▶ **Exercise description**
Pictures aside, repeat every entry exactly.

— start Records for this exercise —

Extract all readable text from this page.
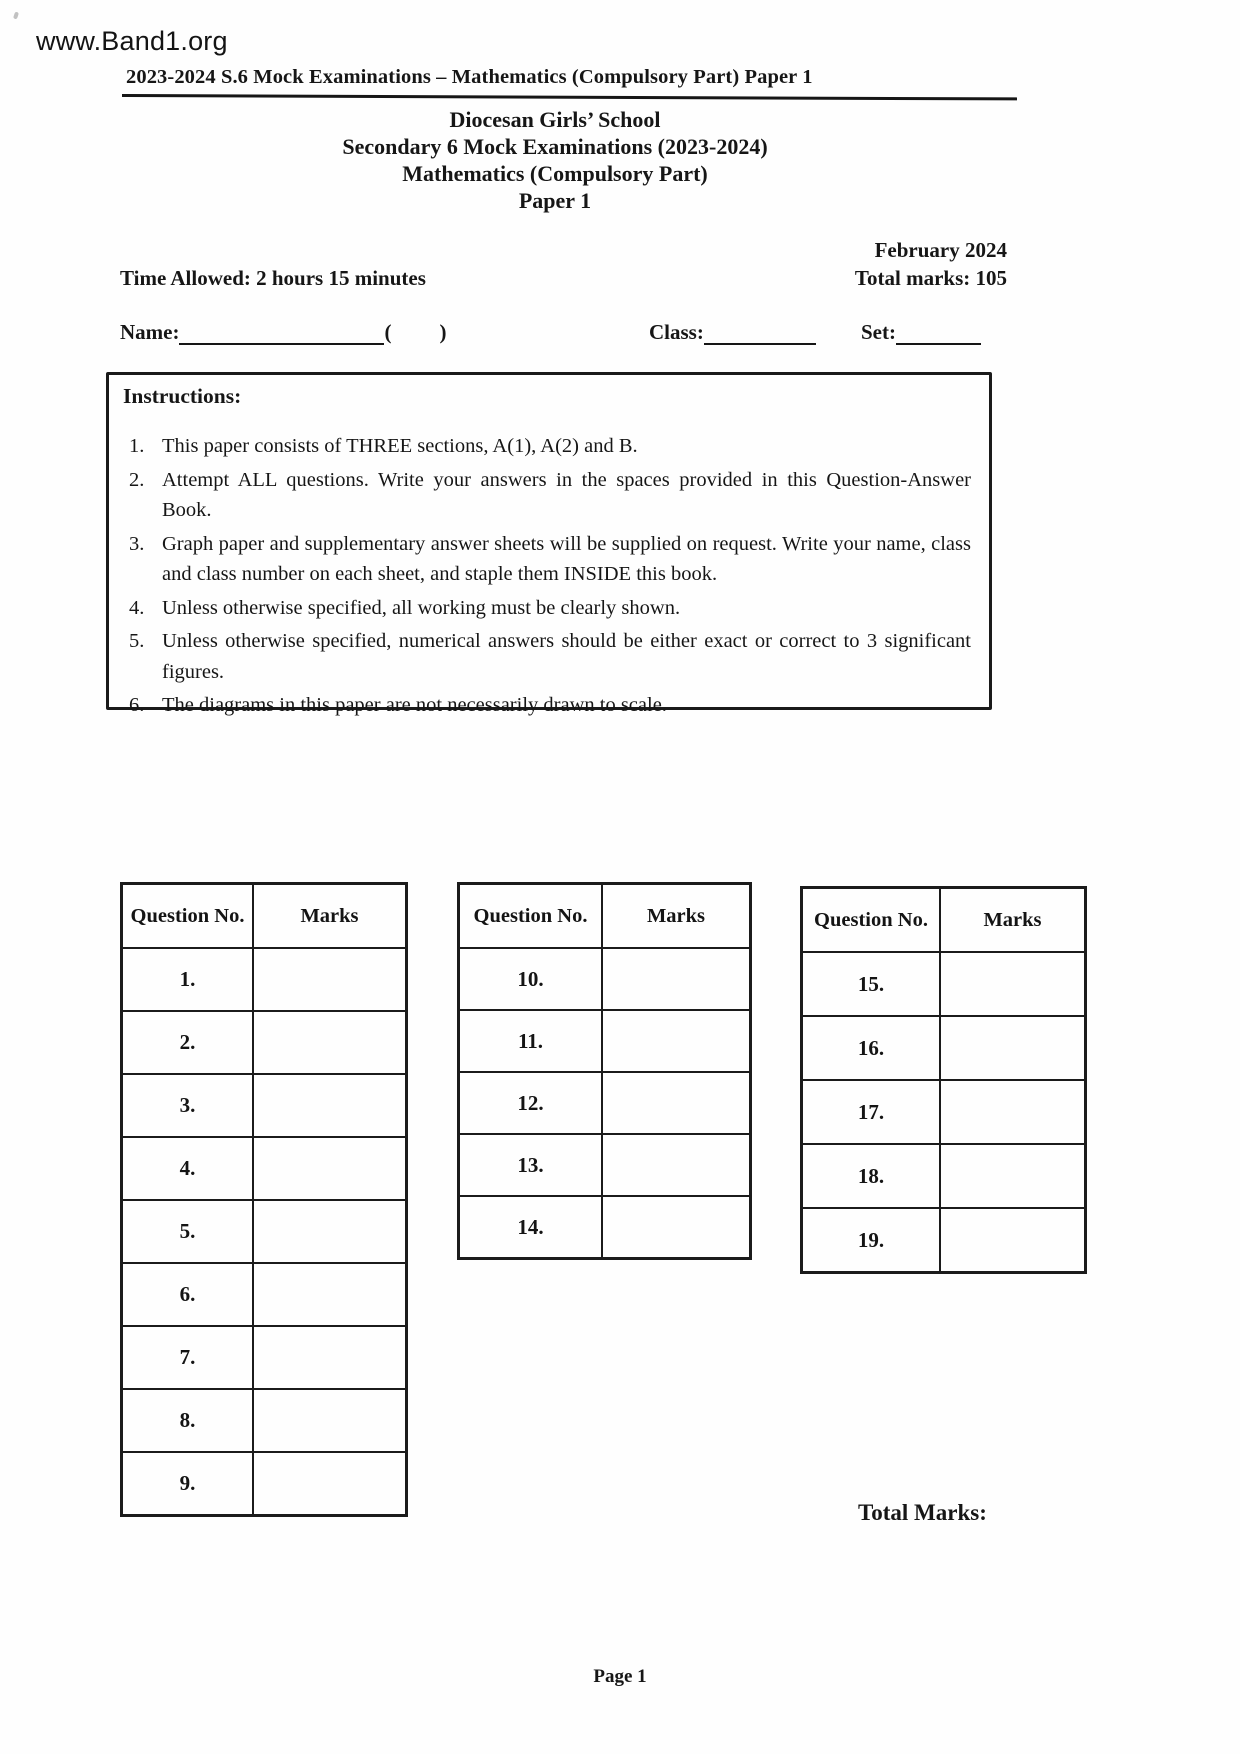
www.Band1.org
2023-2024 S.6 Mock Examinations – Mathematics (Compulsory Part) Paper 1
Diocesan Girls’ School
Secondary 6 Mock Examinations (2023-2024)
Mathematics (Compulsory Part)
Paper 1
February 2024
Total marks: 105
Time Allowed: 2 hours 15 minutes
Name:	( )	Class:	Set:
Instructions:
1. This paper consists of THREE sections, A(1), A(2) and B.
2. Attempt ALL questions. Write your answers in the spaces provided in this Question-Answer Book.
3. Graph paper and supplementary answer sheets will be supplied on request. Write your name, class and class number on each sheet, and staple them INSIDE this book.
4. Unless otherwise specified, all working must be clearly shown.
5. Unless otherwise specified, numerical answers should be either exact or correct to 3 significant figures.
6. The diagrams in this paper are not necessarily drawn to scale.
Question No.	Marks
1.	
2.	
3.	
4.	
5.	
6.	
7.	
8.	
9.	
Question No.	Marks
10.	
11.	
12.	
13.	
14.	
Question No.	Marks
15.	
16.	
17.	
18.	
19.	
Total Marks:
Page 1
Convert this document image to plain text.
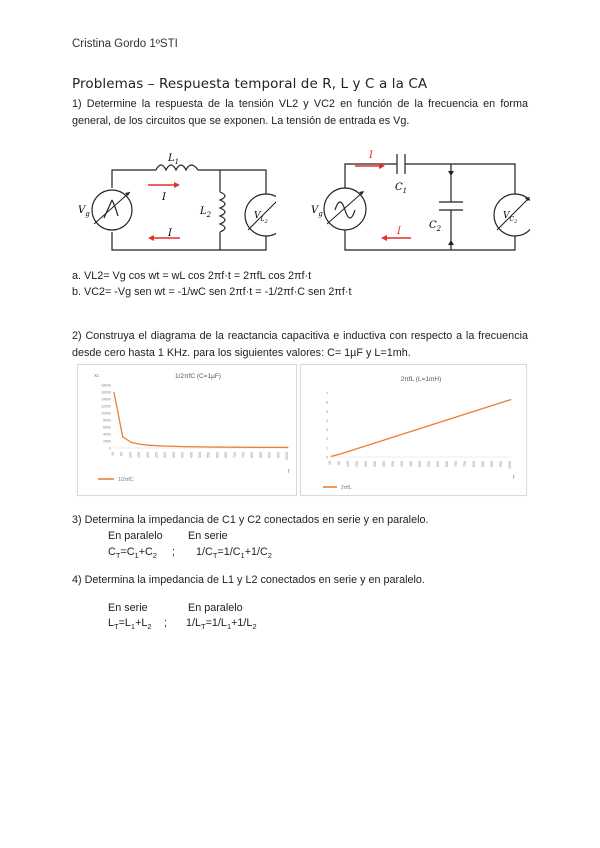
Cristina Gordo 1ºSTI
Problemas – Respuesta temporal de R, L y C a la CA
1) Determine la respuesta de la tensión VL2 y VC2 en función de la frecuencia en forma general, de los circuitos que se exponen. La tensión de entrada es Vg.
$L_1$
$L_2$
I
I
$V_g$	$V_{L2}$
I
I
$C_1$
$C_2$
$V_g$	$V_{C2}$
a. VL2= Vg cos wt = wL cos 2πf·t = 2πfL cos 2πf·t
b. VC2= -Vg sen wt = -1/wC sen 2πf·t = -1/2πf·C sen 2πf·t
2) Construya el diagrama de la reactancia capacitiva e inductiva con respecto a la frecuencia desde cero hasta 1 KHz. para los siguientes valores: C= 1µF y L=1mh.
1/2πfC (C=1μF)
Xc
18000
16000
14000
12000
10000
8000
6000
4000
2000
0
10 50 100 150 200 250 300 350 400 450 500 550 600 650 700 750 800 850 900 950 1000
f
1/2πfC
2πfL (L=1mH)
7
6
5
4
3
2
1
0
10 50 100 150 200 250 300 350 400 450 500 550 600 650 700 750 800 850 900 950 1000
f
2πfL
3) Determina la impedancia de C1 y C2 conectados en serie y en paralelo.
En paralelo En serie
$C_T=C_1+C_2$ ; $1/C_T=1/C_1+1/C_2$
4) Determina la impedancia de L1 y L2 conectados en serie y en paralelo.
En serie	En paralelo
$L_T=L_1+L_2$ ; $1/L_T=1/L_1+1/L_2$
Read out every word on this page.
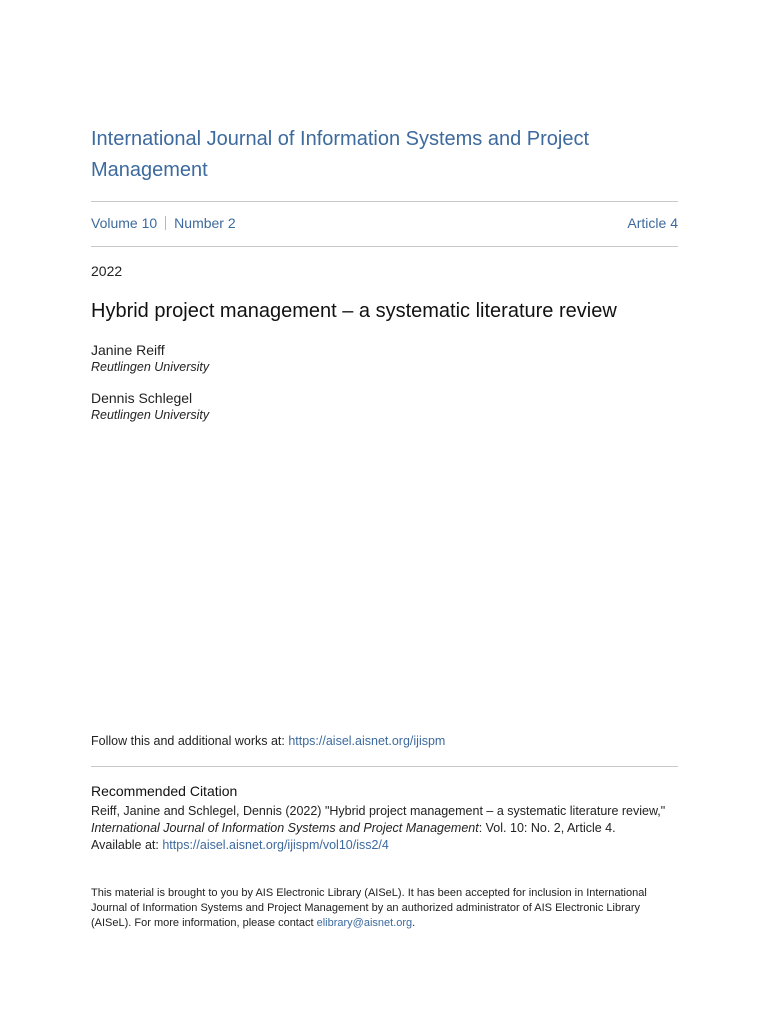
International Journal of Information Systems and Project Management
Volume 10 Number 2	Article 4
2022
Hybrid project management – a systematic literature review
Janine Reiff
Reutlingen University
Dennis Schlegel
Reutlingen University
Follow this and additional works at: https://aisel.aisnet.org/ijispm
Recommended Citation
Reiff, Janine and Schlegel, Dennis (2022) "Hybrid project management – a systematic literature review,"
International Journal of Information Systems and Project Management: Vol. 10: No. 2, Article 4.
Available at: https://aisel.aisnet.org/ijispm/vol10/iss2/4
This material is brought to you by AIS Electronic Library (AISeL). It has been accepted for inclusion in International
Journal of Information Systems and Project Management by an authorized administrator of AIS Electronic Library
(AISeL). For more information, please contact elibrary@aisnet.org.
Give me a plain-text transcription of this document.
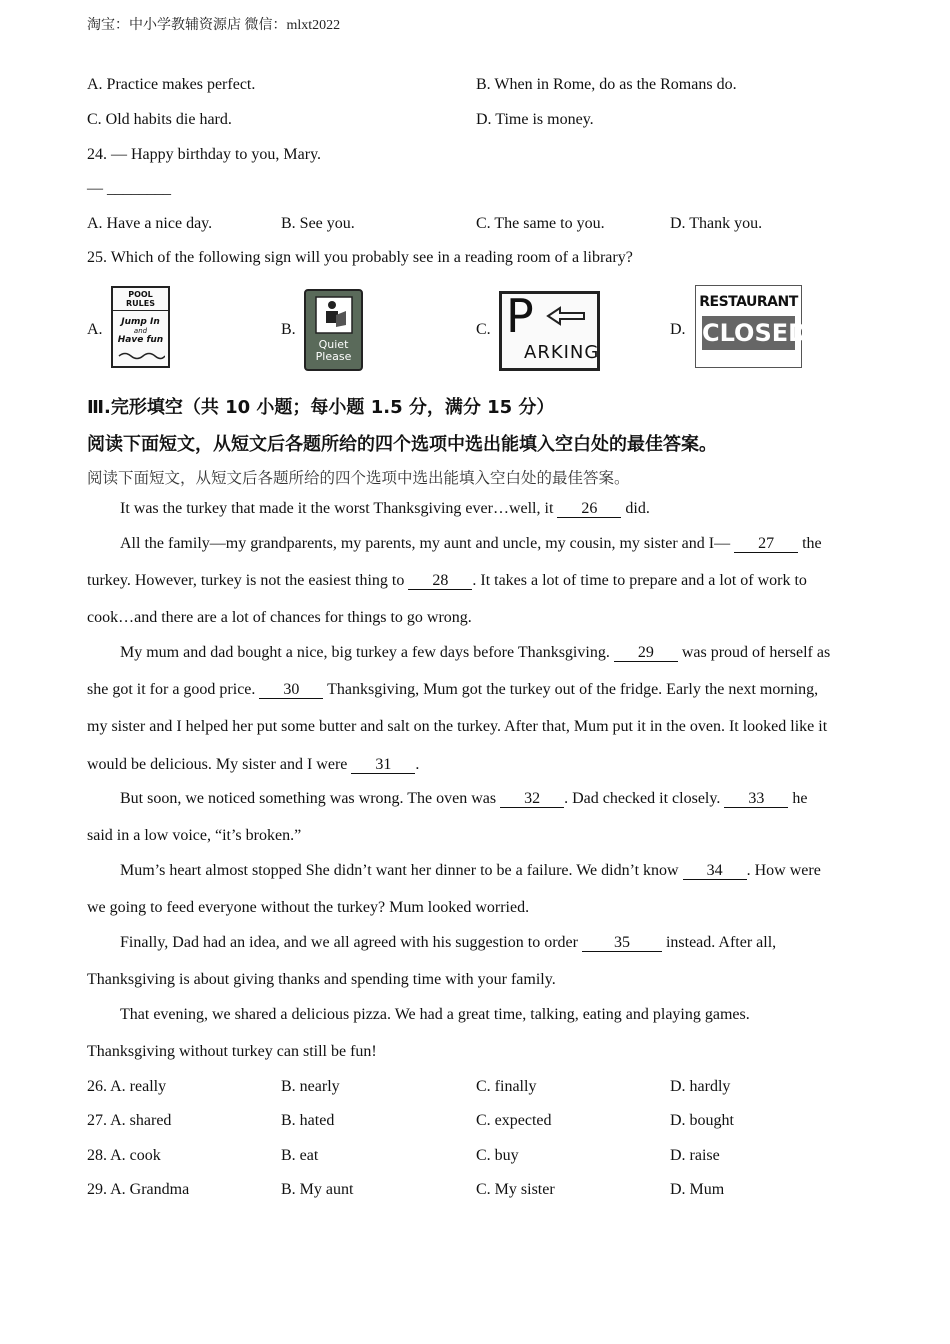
淘宝：中小学教辅资源店 微信：mlxt2022
A. Practice makes perfect.	B. When in Rome, do as the Romans do.
C. Old habits die hard.	D. Time is money.
24. — Happy birthday to you, Mary.
— ________
A. Have a nice day.	B. See you.	C. The same to you.	D. Thank you.
25. Which of the following sign will you probably see in a reading room of a library?
A.
POOL RULES
Jump In
and
Have fun
B.
Quiet
Please
C. P
ARKING
D.
RESTAURANT
CLOSED
Ⅲ.完形填空（共 10 小题；每小题 1.5 分，满分 15 分）
阅读下面短文，从短文后各题所给的四个选项中选出能填入空白处的最佳答案。
阅读下面短文，从短文后各题所给的四个选项中选出能填入空白处的最佳答案。
It was the turkey that made it the worst Thanksgiving ever…well, it 26 did.
All the family—my grandparents, my parents, my aunt and uncle, my cousin, my sister and I— 27 the
turkey. However, turkey is not the easiest thing to 28 . It takes a lot of time to prepare and a lot of work to
cook…and there are a lot of chances for things to go wrong.
My mum and dad bought a nice, big turkey a few days before Thanksgiving. 29 was proud of herself as
she got it for a good price. 30 Thanksgiving, Mum got the turkey out of the fridge. Early the next morning,
my sister and I helped her put some butter and salt on the turkey. After that, Mum put it in the oven. It looked like it
would be delicious. My sister and I were 31 .
But soon, we noticed something was wrong. The oven was 32 . Dad checked it closely. 33 he
said in a low voice, “it’s broken.”
Mum’s heart almost stopped She didn’t want her dinner to be a failure. We didn’t know 34 . How were
we going to feed everyone without the turkey? Mum looked worried.
Finally, Dad had an idea, and we all agreed with his suggestion to order 35 instead. After all,
Thanksgiving is about giving thanks and spending time with your family.
That evening, we shared a delicious pizza. We had a great time, talking, eating and playing games.
Thanksgiving without turkey can still be fun!
26. A. really	B. nearly	C. finally	D. hardly
27. A. shared	B. hated	C. expected	D. bought
28. A. cook	B. eat	C. buy	D. raise
29. A. Grandma	B. My aunt	C. My sister	D. Mum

— end Records for this exercise —

▶ **The output**
Extract all readable text from this page.
www.Band1.org
2023-2024 S.6 Mock Examinations – Mathematics (Compulsory Part) Paper 1
Diocesan Girls’ School
Secondary 6 Mock Examinations (2023-2024)
Mathematics (Compulsory Part)
Paper 1
February 2024
Total marks: 105
Time Allowed: 2 hours 15 minutes
Name:	( )	Class:	Set:
Instructions:
1. This paper consists of THREE sections, A(1), A(2) and B.
2. Attempt ALL questions. Write your answers in the spaces provided in this Question-Answer Book.
3. Graph paper and supplementary answer sheets will be supplied on request. Write your name, class and class number on each sheet, and staple them INSIDE this book.
4. Unless otherwise specified, all working must be clearly shown.
5. Unless otherwise specified, numerical answers should be either exact or correct to 3 significant figures.
6. The diagrams in this paper are not necessarily drawn to scale.
Question No.	Marks
1.	
2.	
3.	
4.	
5.	
6.	
7.	
8.	
9.	
Question No.	Marks
10.	
11.	
12.	
13.	
14.	
Question No.	Marks
15.	
16.	
17.	
18.	
19.	
Total Marks:
Page 1
Convert this document image to plain text.
Cristina Gordo 1ºSTI
Problemas – Respuesta temporal de R, L y C a la CA
1) Determine la respuesta de la tensión VL2 y VC2 en función de la frecuencia en forma general, de los circuitos que se exponen. La tensión de entrada es Vg.
$L_1$
$L_2$
I
I
$V_g$	$V_{L2}$
I
I
$C_1$
$C_2$
$V_g$	$V_{C2}$
a. VL2= Vg cos wt = wL cos 2πf·t = 2πfL cos 2πf·t
b. VC2= -Vg sen wt = -1/wC sen 2πf·t = -1/2πf·C sen 2πf·t
2) Construya el diagrama de la reactancia capacitiva e inductiva con respecto a la frecuencia desde cero hasta 1 KHz. para los siguientes valores: C= 1µF y L=1mh.
1/2πfC (C=1μF)
Xc
18000
16000
14000
12000
10000
8000
6000
4000
2000
0
10 50 100 150 200 250 300 350 400 450 500 550 600 650 700 750 800 850 900 950 1000
f
1/2πfC
2πfL (L=1mH)
7
6
5
4
3
2
1
0
10 50 100 150 200 250 300 350 400 450 500 550 600 650 700 750 800 850 900 950 1000
f
2πfL
3) Determina la impedancia de C1 y C2 conectados en serie y en paralelo.
En paralelo En serie
$C_T=C_1+C_2$ ; $1/C_T=1/C_1+1/C_2$
4) Determina la impedancia de L1 y L2 conectados en serie y en paralelo.
En serie	En paralelo
$L_T=L_1+L_2$ ; $1/L_T=1/L_1+1/L_2$
Read out every word on this page.
International Journal of Information Systems and Project Management
Volume 10 Number 2	Article 4
2022
Hybrid project management – a systematic literature review
Janine Reiff
Reutlingen University
Dennis Schlegel
Reutlingen University
Follow this and additional works at: https://aisel.aisnet.org/ijispm
Recommended Citation
Reiff, Janine and Schlegel, Dennis (2022) "Hybrid project management – a systematic literature review,"
International Journal of Information Systems and Project Management: Vol. 10: No. 2, Article 4.
Available at: https://aisel.aisnet.org/ijispm/vol10/iss2/4
This material is brought to you by AIS Electronic Library (AISeL). It has been accepted for inclusion in International
Journal of Information Systems and Project Management by an authorized administrator of AIS Electronic Library
(AISeL). For more information, please contact elibrary@aisnet.org.
Give me a plain-text transcription of this document.
淘宝：中小学教辅资源店 微信：mlxt2022
A. Practice makes perfect.	B. When in Rome, do as the Romans do.
C. Old habits die hard.	D. Time is money.
24. — Happy birthday to you, Mary.
— ________
A. Have a nice day.	B. See you.	C. The same to you.	D. Thank you.
25. Which of the following sign will you probably see in a reading room of a library?
A.
POOL RULES
Jump In
and
Have fun
B.
Quiet
Please
C. P
ARKING
D.
RESTAURANT
CLOSED
Ⅲ.完形填空（共 10 小题；每小题 1.5 分，满分 15 分）
阅读下面短文，从短文后各题所给的四个选项中选出能填入空白处的最佳答案。
阅读下面短文，从短文后各题所给的四个选项中选出能填入空白处的最佳答案。
It was the turkey that made it the worst Thanksgiving ever…well, it 26 did.
All the family—my grandparents, my parents, my aunt and uncle, my cousin, my sister and I— 27 the
turkey. However, turkey is not the easiest thing to 28 . It takes a lot of time to prepare and a lot of work to
cook…and there are a lot of chances for things to go wrong.
My mum and dad bought a nice, big turkey a few days before Thanksgiving. 29 was proud of herself as
she got it for a good price. 30 Thanksgiving, Mum got the turkey out of the fridge. Early the next morning,
my sister and I helped her put some butter and salt on the turkey. After that, Mum put it in the oven. It looked like it
would be delicious. My sister and I were 31 .
But soon, we noticed something was wrong. The oven was 32 . Dad checked it closely. 33 he
said in a low voice, “it’s broken.”
Mum’s heart almost stopped She didn’t want her dinner to be a failure. We didn’t know 34 . How were
we going to feed everyone without the turkey? Mum looked worried.
Finally, Dad had an idea, and we all agreed with his suggestion to order 35 instead. After all,
Thanksgiving is about giving thanks and spending time with your family.
That evening, we shared a delicious pizza. We had a great time, talking, eating and playing games.
Thanksgiving without turkey can still be fun!
26. A. really	B. nearly	C. finally	D. hardly
27. A. shared	B. hated	C. expected	D. bought
28. A. cook	B. eat	C. buy	D. raise
29. A. Grandma	B. My aunt	C. My sister	D. Mum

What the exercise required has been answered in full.